*** Opening DATA RECORDS ***
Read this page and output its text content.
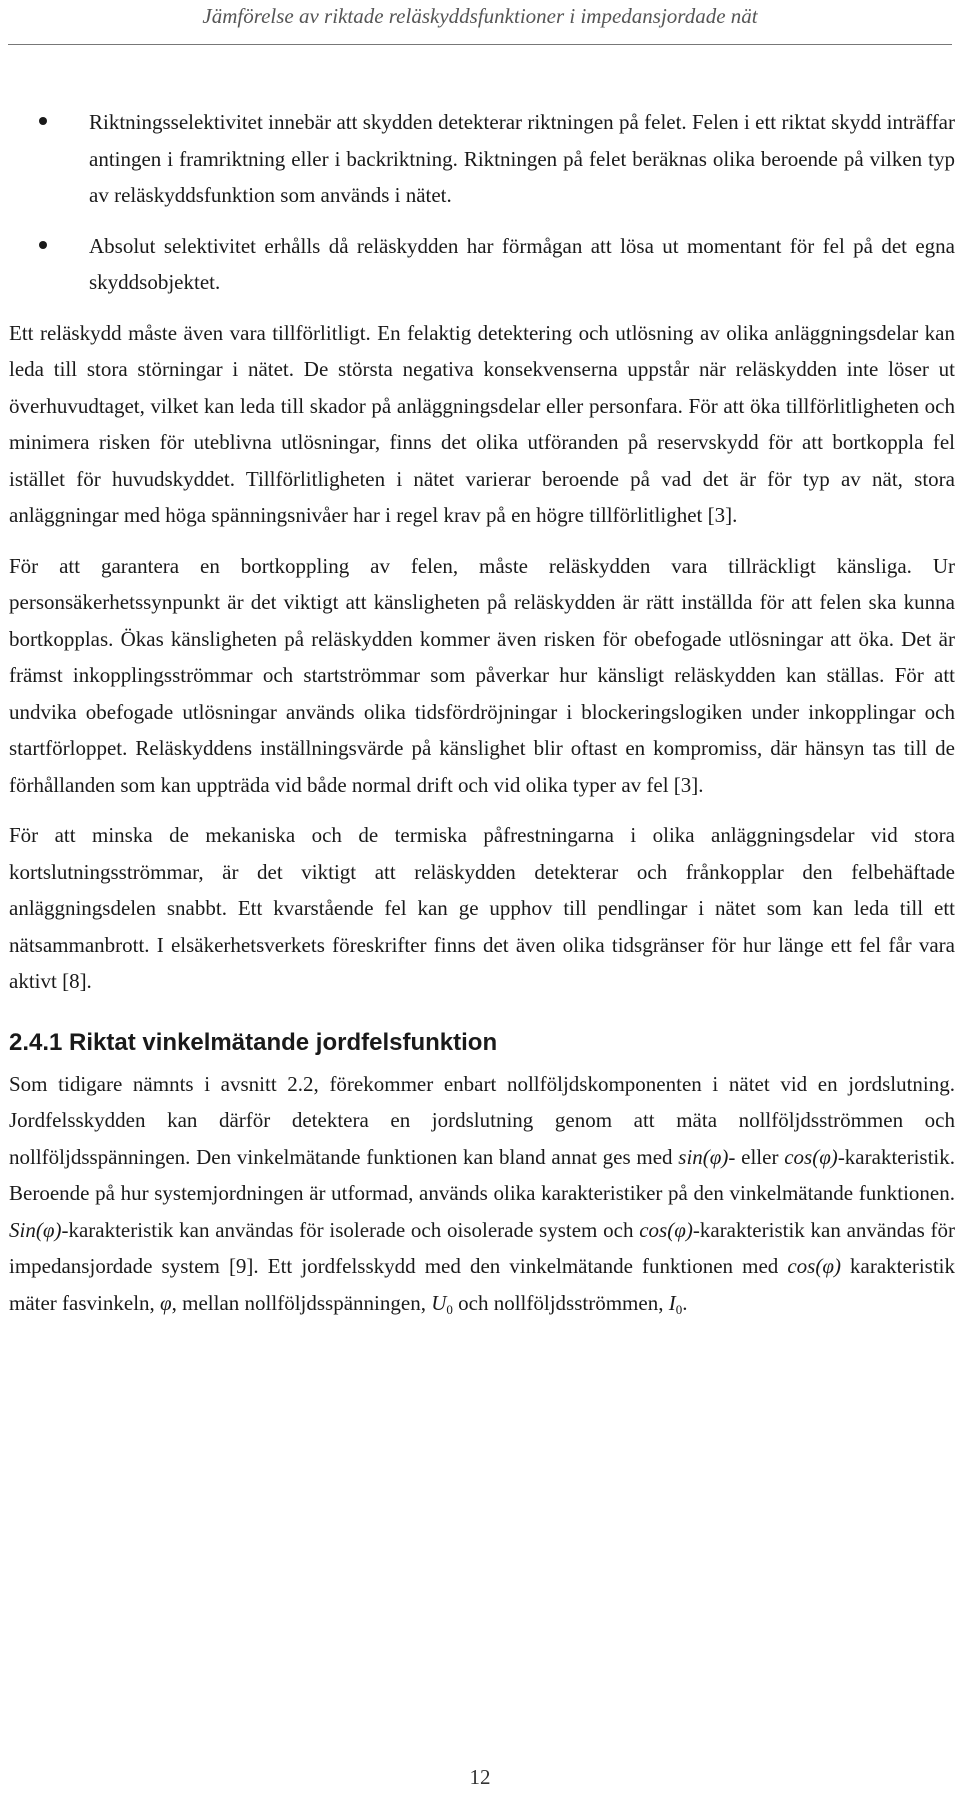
Jämförelse av riktade reläskyddsfunktioner i impedansjordade nät
Riktningsselektivitet innebär att skydden detekterar riktningen på felet. Felen i ett riktat skydd inträffar antingen i framriktning eller i backriktning. Riktningen på felet beräknas olika beroende på vilken typ av reläskyddsfunktion som används i nätet.
Absolut selektivitet erhålls då reläskydden har förmågan att lösa ut momentant för fel på det egna skyddsobjektet.

Ett reläskydd måste även vara tillförlitligt. En felaktig detektering och utlösning av olika anläggningsdelar kan leda till stora störningar i nätet. De största negativa konsekvenserna uppstår när reläskydden inte löser ut överhuvudtaget, vilket kan leda till skador på anläggningsdelar eller personfara. För att öka tillförlitligheten och minimera risken för uteblivna utlösningar, finns det olika utföranden på reservskydd för att bortkoppla fel istället för huvudskyddet. Tillförlitligheten i nätet varierar beroende på vad det är för typ av nät, stora anläggningar med höga spänningsnivåer har i regel krav på en högre tillförlitlighet [3].

För att garantera en bortkoppling av felen, måste reläskydden vara tillräckligt känsliga. Ur personsäkerhetssynpunkt är det viktigt att känsligheten på reläskydden är rätt inställda för att felen ska kunna bortkopplas. Ökas känsligheten på reläskydden kommer även risken för obefogade utlösningar att öka. Det är främst inkopplingsströmmar och startströmmar som påverkar hur känsligt reläskydden kan ställas. För att undvika obefogade utlösningar används olika tidsfördröjningar i blockeringslogiken under inkopplingar och startförloppet. Reläskyddens inställningsvärde på känslighet blir oftast en kompromiss, där hänsyn tas till de förhållanden som kan uppträda vid både normal drift och vid olika typer av fel [3].

För att minska de mekaniska och de termiska påfrestningarna i olika anläggningsdelar vid stora kortslutningsströmmar, är det viktigt att reläskydden detekterar och frånkopplar den felbehäftade anläggningsdelen snabbt. Ett kvarstående fel kan ge upphov till pendlingar i nätet som kan leda till ett nätsammanbrott. I elsäkerhetsverkets föreskrifter finns det även olika tidsgränser för hur länge ett fel får vara aktivt [8].

2.4.1 Riktat vinkelmätande jordfelsfunktion

Som tidigare nämnts i avsnitt 2.2, förekommer enbart nollföljdskomponenten i nätet vid en jordslutning. Jordfelsskydden kan därför detektera en jordslutning genom att mäta nollföljdsströmmen och nollföljdsspänningen. Den vinkelmätande funktionen kan bland annat ges med sin(φ)- eller cos(φ)-karakteristik. Beroende på hur systemjordningen är utformad, används olika karakteristiker på den vinkelmätande funktionen. Sin(φ)-karakteristik kan användas för isolerade och oisolerade system och cos(φ)-karakteristik kan användas för impedansjordade system [9]. Ett jordfelsskydd med den vinkelmätande funktionen med cos(φ) karakteristik mäter fasvinkeln, φ, mellan nollföljdsspänningen, $U_0$ och nollföljdsströmmen, $I_0$.

12
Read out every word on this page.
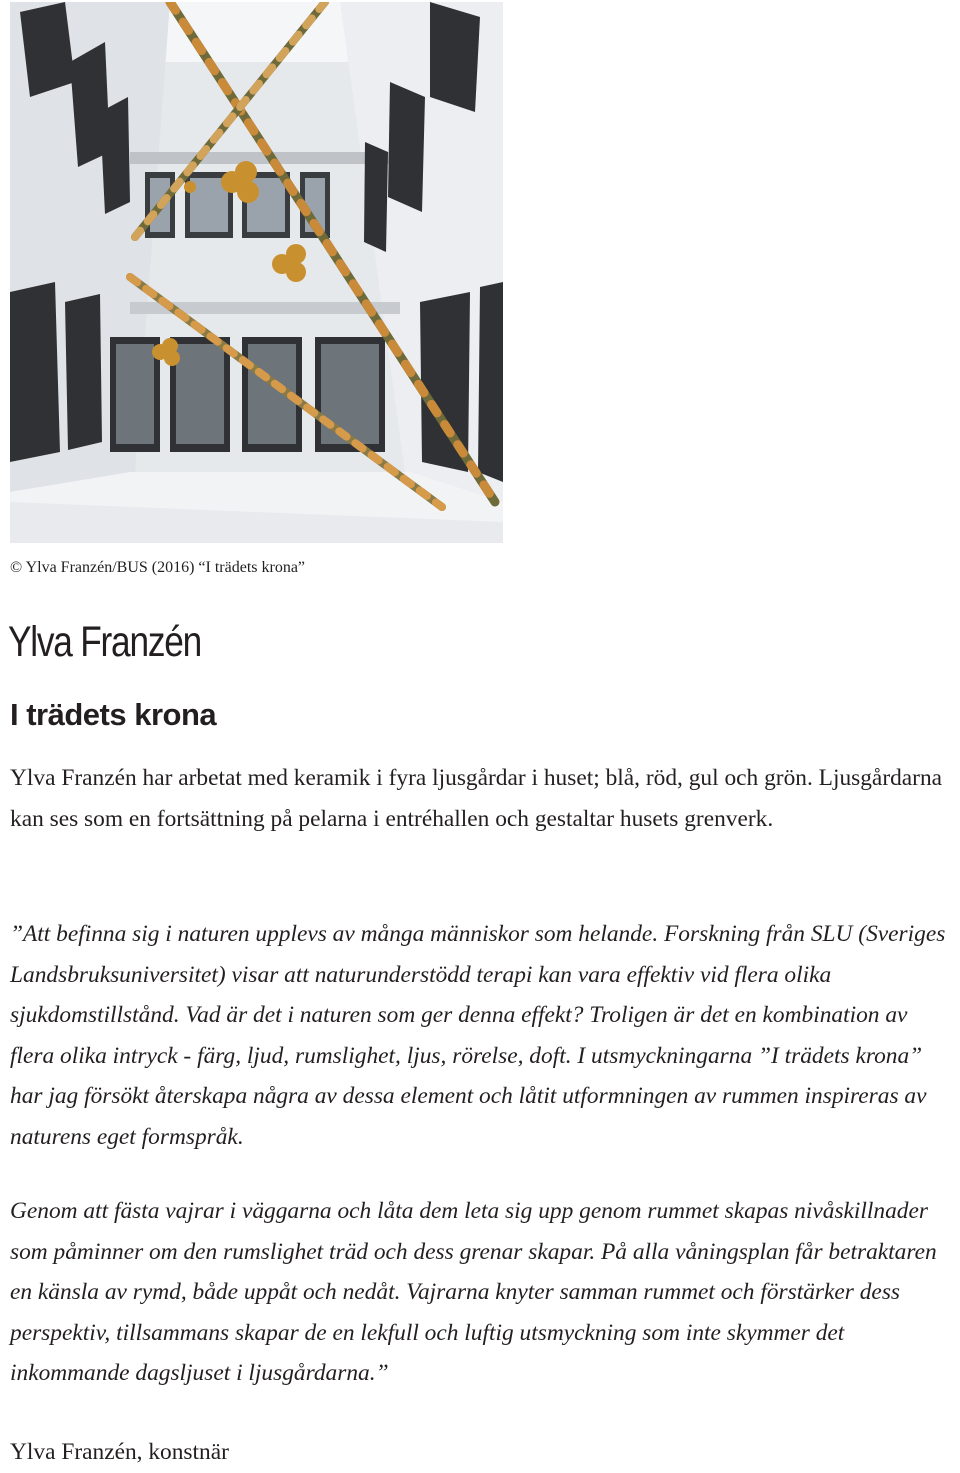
© Ylva Franzén/BUS (2016) “I trädets krona”
Ylva Franzén
I trädets krona

Ylva Franzén har arbetat med keramik i fyra ljusgårdar i huset; blå, röd, gul och grön. Ljusgårdarna kan ses som en fortsättning på pelarna i entréhallen och gestaltar husets grenverk.

”Att befinna sig i naturen upplevs av många människor som helande. Forskning från SLU (Sveriges Landsbruksuniversitet) visar att naturunderstödd terapi kan vara effektiv vid flera olika sjukdomstillstånd. Vad är det i naturen som ger denna effekt? Troligen är det en kombination av flera olika intryck - färg, ljud, rumslighet, ljus, rörelse, doft. I utsmyckningarna ”I trädets krona” har jag försökt återskapa några av dessa element och låtit utformningen av rummen inspireras av naturens eget formspråk.

Genom att fästa vajrar i väggarna och låta dem leta sig upp genom rummet skapas nivåskillnader som påminner om den rumslighet träd och dess grenar skapar. På alla våningsplan får betraktaren en känsla av rymd, både uppåt och nedåt. Vajrarna knyter samman rummet och förstärker dess perspektiv, tillsammans skapar de en lekfull och luftig utsmyckning som inte skymmer det inkommande dagsljuset i ljusgårdarna.”

Ylva Franzén, konstnär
*** Closing DATA RECORDS ***
**WORK INSTRUCTION**
Output the material above exactly as written and drop any images it holds.

**YOUR SOLUTION**
Read this page and output its text content.
Jämförelse av riktade reläskyddsfunktioner i impedansjordade nät
Riktningsselektivitet innebär att skydden detekterar riktningen på felet. Felen i ett riktat skydd inträffar antingen i framriktning eller i backriktning. Riktningen på felet beräknas olika beroende på vilken typ av reläskyddsfunktion som används i nätet.
Absolut selektivitet erhålls då reläskydden har förmågan att lösa ut momentant för fel på det egna skyddsobjektet.

Ett reläskydd måste även vara tillförlitligt. En felaktig detektering och utlösning av olika anläggningsdelar kan leda till stora störningar i nätet. De största negativa konsekvenserna uppstår när reläskydden inte löser ut överhuvudtaget, vilket kan leda till skador på anläggningsdelar eller personfara. För att öka tillförlitligheten och minimera risken för uteblivna utlösningar, finns det olika utföranden på reservskydd för att bortkoppla fel istället för huvudskyddet. Tillförlitligheten i nätet varierar beroende på vad det är för typ av nät, stora anläggningar med höga spänningsnivåer har i regel krav på en högre tillförlitlighet [3].

För att garantera en bortkoppling av felen, måste reläskydden vara tillräckligt känsliga. Ur personsäkerhetssynpunkt är det viktigt att känsligheten på reläskydden är rätt inställda för att felen ska kunna bortkopplas. Ökas känsligheten på reläskydden kommer även risken för obefogade utlösningar att öka. Det är främst inkopplingsströmmar och startströmmar som påverkar hur känsligt reläskydden kan ställas. För att undvika obefogade utlösningar används olika tidsfördröjningar i blockeringslogiken under inkopplingar och startförloppet. Reläskyddens inställningsvärde på känslighet blir oftast en kompromiss, där hänsyn tas till de förhållanden som kan uppträda vid både normal drift och vid olika typer av fel [3].

För att minska de mekaniska och de termiska påfrestningarna i olika anläggningsdelar vid stora kortslutningsströmmar, är det viktigt att reläskydden detekterar och frånkopplar den felbehäftade anläggningsdelen snabbt. Ett kvarstående fel kan ge upphov till pendlingar i nätet som kan leda till ett nätsammanbrott. I elsäkerhetsverkets föreskrifter finns det även olika tidsgränser för hur länge ett fel får vara aktivt [8].

2.4.1 Riktat vinkelmätande jordfelsfunktion

Som tidigare nämnts i avsnitt 2.2, förekommer enbart nollföljdskomponenten i nätet vid en jordslutning. Jordfelsskydden kan därför detektera en jordslutning genom att mäta nollföljdsströmmen och nollföljdsspänningen. Den vinkelmätande funktionen kan bland annat ges med sin(φ)- eller cos(φ)-karakteristik. Beroende på hur systemjordningen är utformad, används olika karakteristiker på den vinkelmätande funktionen. Sin(φ)-karakteristik kan användas för isolerade och oisolerade system och cos(φ)-karakteristik kan användas för impedansjordade system [9]. Ett jordfelsskydd med den vinkelmätande funktionen med cos(φ) karakteristik mäter fasvinkeln, φ, mellan nollföljdsspänningen, $U_0$ och nollföljdsströmmen, $I_0$.

12
Read out every word on this page.
© Ylva Franzén/BUS (2016) “I trädets krona”
Ylva Franzén
I trädets krona

Ylva Franzén har arbetat med keramik i fyra ljusgårdar i huset; blå, röd, gul och grön. Ljusgårdarna kan ses som en fortsättning på pelarna i entréhallen och gestaltar husets grenverk.

”Att befinna sig i naturen upplevs av många människor som helande. Forskning från SLU (Sveriges Landsbruksuniversitet) visar att naturunderstödd terapi kan vara effektiv vid flera olika sjukdomstillstånd. Vad är det i naturen som ger denna effekt? Troligen är det en kombination av flera olika intryck - färg, ljud, rumslighet, ljus, rörelse, doft. I utsmyckningarna ”I trädets krona” har jag försökt återskapa några av dessa element och låtit utformningen av rummen inspireras av naturens eget formspråk.

Genom att fästa vajrar i väggarna och låta dem leta sig upp genom rummet skapas nivåskillnader som påminner om den rumslighet träd och dess grenar skapar. På alla våningsplan får betraktaren en känsla av rymd, både uppåt och nedåt. Vajrarna knyter samman rummet och förstärker dess perspektiv, tillsammans skapar de en lekfull och luftig utsmyckning som inte skymmer det inkommande dagsljuset i ljusgårdarna.”

Ylva Franzén, konstnär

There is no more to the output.